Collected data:
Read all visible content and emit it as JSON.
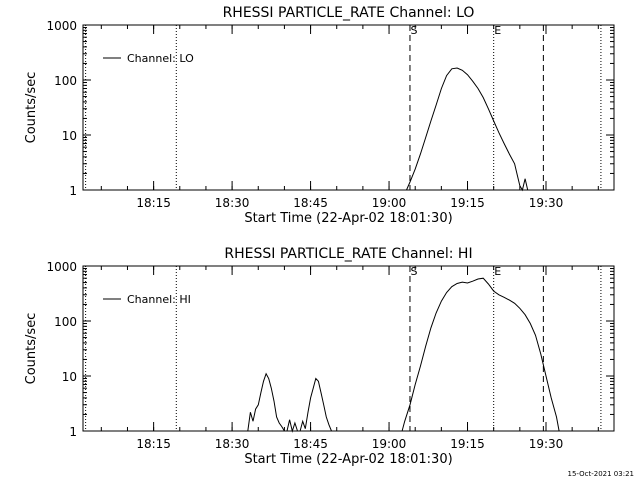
{
  "footer": {
    "timestamp": "15-Oct-2021 03:21"
  },
  "chart_data": [
    {
      "type": "line",
      "title": "RHESSI PARTICLE_RATE Channel: LO",
      "xlabel": "Start Time (22-Apr-02 18:01:30)",
      "ylabel": "Counts/sec",
      "xlim": [
        "18:01:30",
        "19:43:00"
      ],
      "ylim": [
        1,
        1000
      ],
      "yscale": "log",
      "x_ticks": [
        "18:15",
        "18:30",
        "18:45",
        "19:00",
        "19:15",
        "19:30"
      ],
      "y_ticks": [
        "1",
        "10",
        "100",
        "1000"
      ],
      "legend": {
        "position": "top-left",
        "entries": [
          "Channel: LO"
        ]
      },
      "markers": [
        {
          "label": "S",
          "time": "19:04:00",
          "style": "dashed"
        },
        {
          "label": "E",
          "time": "19:20:00",
          "style": "dotted"
        },
        {
          "label": "",
          "time": "19:29:30",
          "style": "dashed"
        },
        {
          "label": "",
          "time": "18:19:20",
          "style": "dotted"
        },
        {
          "label": "",
          "time": "19:40:30",
          "style": "dotted"
        },
        {
          "label": "",
          "time": "18:02:00",
          "style": "dotted"
        }
      ],
      "series": [
        {
          "name": "Channel: LO",
          "points": [
            [
              "19:03:20",
              1
            ],
            [
              "19:04:00",
              1.4
            ],
            [
              "19:05:00",
              2.4
            ],
            [
              "19:06:00",
              4.5
            ],
            [
              "19:07:00",
              9
            ],
            [
              "19:08:00",
              18
            ],
            [
              "19:09:00",
              35
            ],
            [
              "19:10:00",
              70
            ],
            [
              "19:11:00",
              120
            ],
            [
              "19:12:00",
              160
            ],
            [
              "19:13:00",
              165
            ],
            [
              "19:14:00",
              150
            ],
            [
              "19:15:00",
              125
            ],
            [
              "19:16:00",
              95
            ],
            [
              "19:17:00",
              70
            ],
            [
              "19:18:00",
              48
            ],
            [
              "19:19:00",
              30
            ],
            [
              "19:20:00",
              18
            ],
            [
              "19:21:00",
              11
            ],
            [
              "19:22:00",
              7
            ],
            [
              "19:23:00",
              4.5
            ],
            [
              "19:24:00",
              3
            ],
            [
              "19:24:30",
              1.9
            ],
            [
              "19:25:00",
              1.2
            ],
            [
              "19:25:30",
              1
            ],
            [
              "19:26:00",
              1.6
            ],
            [
              "19:26:30",
              1
            ]
          ]
        }
      ]
    },
    {
      "type": "line",
      "title": "RHESSI PARTICLE_RATE Channel: HI",
      "xlabel": "Start Time (22-Apr-02 18:01:30)",
      "ylabel": "Counts/sec",
      "xlim": [
        "18:01:30",
        "19:43:00"
      ],
      "ylim": [
        1,
        1000
      ],
      "yscale": "log",
      "x_ticks": [
        "18:15",
        "18:30",
        "18:45",
        "19:00",
        "19:15",
        "19:30"
      ],
      "y_ticks": [
        "1",
        "10",
        "100",
        "1000"
      ],
      "legend": {
        "position": "top-left",
        "entries": [
          "Channel: HI"
        ]
      },
      "markers": [
        {
          "label": "S",
          "time": "19:04:00",
          "style": "dashed"
        },
        {
          "label": "E",
          "time": "19:20:00",
          "style": "dotted"
        },
        {
          "label": "",
          "time": "19:29:30",
          "style": "dashed"
        },
        {
          "label": "",
          "time": "18:19:20",
          "style": "dotted"
        },
        {
          "label": "",
          "time": "19:40:30",
          "style": "dotted"
        },
        {
          "label": "",
          "time": "18:02:00",
          "style": "dotted"
        }
      ],
      "series": [
        {
          "name": "Channel: HI",
          "segments": [
            [
              [
                "18:33:00",
                1
              ],
              [
                "18:33:30",
                2.2
              ],
              [
                "18:34:00",
                1.5
              ],
              [
                "18:34:30",
                2.5
              ],
              [
                "18:35:00",
                3
              ],
              [
                "18:35:30",
                5
              ],
              [
                "18:36:00",
                8
              ],
              [
                "18:36:30",
                11
              ],
              [
                "18:37:00",
                9
              ],
              [
                "18:37:30",
                6
              ],
              [
                "18:38:00",
                3.5
              ],
              [
                "18:38:30",
                1.8
              ],
              [
                "18:39:00",
                1.4
              ],
              [
                "18:39:30",
                1.2
              ],
              [
                "18:40:00",
                1
              ]
            ],
            [
              [
                "18:40:30",
                1
              ],
              [
                "18:41:00",
                1.6
              ],
              [
                "18:41:30",
                1
              ],
              [
                "18:42:00",
                1.4
              ],
              [
                "18:42:30",
                1
              ]
            ],
            [
              [
                "18:43:00",
                1
              ],
              [
                "18:43:30",
                1.5
              ],
              [
                "18:44:00",
                1.1
              ],
              [
                "18:44:30",
                2.2
              ],
              [
                "18:45:00",
                4
              ],
              [
                "18:45:30",
                6
              ],
              [
                "18:46:00",
                9
              ],
              [
                "18:46:30",
                8
              ],
              [
                "18:47:00",
                5
              ],
              [
                "18:47:30",
                3
              ],
              [
                "18:48:00",
                1.8
              ],
              [
                "18:48:30",
                1.3
              ],
              [
                "18:49:00",
                1
              ]
            ],
            [
              [
                "19:02:30",
                1
              ],
              [
                "19:03:00",
                1.5
              ],
              [
                "19:04:00",
                3
              ],
              [
                "19:05:00",
                7
              ],
              [
                "19:06:00",
                15
              ],
              [
                "19:07:00",
                35
              ],
              [
                "19:08:00",
                75
              ],
              [
                "19:09:00",
                140
              ],
              [
                "19:10:00",
                230
              ],
              [
                "19:11:00",
                330
              ],
              [
                "19:12:00",
                420
              ],
              [
                "19:13:00",
                480
              ],
              [
                "19:14:00",
                510
              ],
              [
                "19:15:00",
                490
              ],
              [
                "19:16:00",
                530
              ],
              [
                "19:17:00",
                580
              ],
              [
                "19:18:00",
                600
              ],
              [
                "19:19:00",
                470
              ],
              [
                "19:20:00",
                350
              ],
              [
                "19:21:00",
                300
              ],
              [
                "19:22:00",
                270
              ],
              [
                "19:23:00",
                240
              ],
              [
                "19:24:00",
                210
              ],
              [
                "19:25:00",
                170
              ],
              [
                "19:26:00",
                130
              ],
              [
                "19:27:00",
                90
              ],
              [
                "19:28:00",
                55
              ],
              [
                "19:29:00",
                25
              ],
              [
                "19:30:00",
                10
              ],
              [
                "19:31:00",
                4
              ],
              [
                "19:32:00",
                1.8
              ],
              [
                "19:32:30",
                1
              ]
            ]
          ]
        }
      ]
    }
  ]
}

Work to be completed: Output every entry word for word, but omit the pictures.

Solution to the problem:
Read all visible content and emit it as JSON.
{
  "footer": {
    "timestamp": "15-Oct-2021 03:21"
  },
  "chart_data": [
    {
      "type": "line",
      "title": "RHESSI PARTICLE_RATE Channel: LO",
      "xlabel": "Start Time (22-Apr-02 18:01:30)",
      "ylabel": "Counts/sec",
      "xlim": [
        "18:01:30",
        "19:43:00"
      ],
      "ylim": [
        1,
        1000
      ],
      "yscale": "log",
      "x_ticks": [
        "18:15",
        "18:30",
        "18:45",
        "19:00",
        "19:15",
        "19:30"
      ],
      "y_ticks": [
        "1",
        "10",
        "100",
        "1000"
      ],
      "legend": {
        "position": "top-left",
        "entries": [
          "Channel: LO"
        ]
      },
      "markers": [
        {
          "label": "S",
          "time": "19:04:00",
          "style": "dashed"
        },
        {
          "label": "E",
          "time": "19:20:00",
          "style": "dotted"
        },
        {
          "label": "",
          "time": "19:29:30",
          "style": "dashed"
        },
        {
          "label": "",
          "time": "18:19:20",
          "style": "dotted"
        },
        {
          "label": "",
          "time": "19:40:30",
          "style": "dotted"
        },
        {
          "label": "",
          "time": "18:02:00",
          "style": "dotted"
        }
      ],
      "series": [
        {
          "name": "Channel: LO",
          "points": [
            [
              "19:03:20",
              1
            ],
            [
              "19:04:00",
              1.4
            ],
            [
              "19:05:00",
              2.4
            ],
            [
              "19:06:00",
              4.5
            ],
            [
              "19:07:00",
              9
            ],
            [
              "19:08:00",
              18
            ],
            [
              "19:09:00",
              35
            ],
            [
              "19:10:00",
              70
            ],
            [
              "19:11:00",
              120
            ],
            [
              "19:12:00",
              160
            ],
            [
              "19:13:00",
              165
            ],
            [
              "19:14:00",
              150
            ],
            [
              "19:15:00",
              125
            ],
            [
              "19:16:00",
              95
            ],
            [
              "19:17:00",
              70
            ],
            [
              "19:18:00",
              48
            ],
            [
              "19:19:00",
              30
            ],
            [
              "19:20:00",
              18
            ],
            [
              "19:21:00",
              11
            ],
            [
              "19:22:00",
              7
            ],
            [
              "19:23:00",
              4.5
            ],
            [
              "19:24:00",
              3
            ],
            [
              "19:24:30",
              1.9
            ],
            [
              "19:25:00",
              1.2
            ],
            [
              "19:25:30",
              1
            ],
            [
              "19:26:00",
              1.6
            ],
            [
              "19:26:30",
              1
            ]
          ]
        }
      ]
    },
    {
      "type": "line",
      "title": "RHESSI PARTICLE_RATE Channel: HI",
      "xlabel": "Start Time (22-Apr-02 18:01:30)",
      "ylabel": "Counts/sec",
      "xlim": [
        "18:01:30",
        "19:43:00"
      ],
      "ylim": [
        1,
        1000
      ],
      "yscale": "log",
      "x_ticks": [
        "18:15",
        "18:30",
        "18:45",
        "19:00",
        "19:15",
        "19:30"
      ],
      "y_ticks": [
        "1",
        "10",
        "100",
        "1000"
      ],
      "legend": {
        "position": "top-left",
        "entries": [
          "Channel: HI"
        ]
      },
      "markers": [
        {
          "label": "S",
          "time": "19:04:00",
          "style": "dashed"
        },
        {
          "label": "E",
          "time": "19:20:00",
          "style": "dotted"
        },
        {
          "label": "",
          "time": "19:29:30",
          "style": "dashed"
        },
        {
          "label": "",
          "time": "18:19:20",
          "style": "dotted"
        },
        {
          "label": "",
          "time": "19:40:30",
          "style": "dotted"
        },
        {
          "label": "",
          "time": "18:02:00",
          "style": "dotted"
        }
      ],
      "series": [
        {
          "name": "Channel: HI",
          "segments": [
            [
              [
                "18:33:00",
                1
              ],
              [
                "18:33:30",
                2.2
              ],
              [
                "18:34:00",
                1.5
              ],
              [
                "18:34:30",
                2.5
              ],
              [
                "18:35:00",
                3
              ],
              [
                "18:35:30",
                5
              ],
              [
                "18:36:00",
                8
              ],
              [
                "18:36:30",
                11
              ],
              [
                "18:37:00",
                9
              ],
              [
                "18:37:30",
                6
              ],
              [
                "18:38:00",
                3.5
              ],
              [
                "18:38:30",
                1.8
              ],
              [
                "18:39:00",
                1.4
              ],
              [
                "18:39:30",
                1.2
              ],
              [
                "18:40:00",
                1
              ]
            ],
            [
              [
                "18:40:30",
                1
              ],
              [
                "18:41:00",
                1.6
              ],
              [
                "18:41:30",
                1
              ],
              [
                "18:42:00",
                1.4
              ],
              [
                "18:42:30",
                1
              ]
            ],
            [
              [
                "18:43:00",
                1
              ],
              [
                "18:43:30",
                1.5
              ],
              [
                "18:44:00",
                1.1
              ],
              [
                "18:44:30",
                2.2
              ],
              [
                "18:45:00",
                4
              ],
              [
                "18:45:30",
                6
              ],
              [
                "18:46:00",
                9
              ],
              [
                "18:46:30",
                8
              ],
              [
                "18:47:00",
                5
              ],
              [
                "18:47:30",
                3
              ],
              [
                "18:48:00",
                1.8
              ],
              [
                "18:48:30",
                1.3
              ],
              [
                "18:49:00",
                1
              ]
            ],
            [
              [
                "19:02:30",
                1
              ],
              [
                "19:03:00",
                1.5
              ],
              [
                "19:04:00",
                3
              ],
              [
                "19:05:00",
                7
              ],
              [
                "19:06:00",
                15
              ],
              [
                "19:07:00",
                35
              ],
              [
                "19:08:00",
                75
              ],
              [
                "19:09:00",
                140
              ],
              [
                "19:10:00",
                230
              ],
              [
                "19:11:00",
                330
              ],
              [
                "19:12:00",
                420
              ],
              [
                "19:13:00",
                480
              ],
              [
                "19:14:00",
                510
              ],
              [
                "19:15:00",
                490
              ],
              [
                "19:16:00",
                530
              ],
              [
                "19:17:00",
                580
              ],
              [
                "19:18:00",
                600
              ],
              [
                "19:19:00",
                470
              ],
              [
                "19:20:00",
                350
              ],
              [
                "19:21:00",
                300
              ],
              [
                "19:22:00",
                270
              ],
              [
                "19:23:00",
                240
              ],
              [
                "19:24:00",
                210
              ],
              [
                "19:25:00",
                170
              ],
              [
                "19:26:00",
                130
              ],
              [
                "19:27:00",
                90
              ],
              [
                "19:28:00",
                55
              ],
              [
                "19:29:00",
                25
              ],
              [
                "19:30:00",
                10
              ],
              [
                "19:31:00",
                4
              ],
              [
                "19:32:00",
                1.8
              ],
              [
                "19:32:30",
                1
              ]
            ]
          ]
        }
      ]
    }
  ]
}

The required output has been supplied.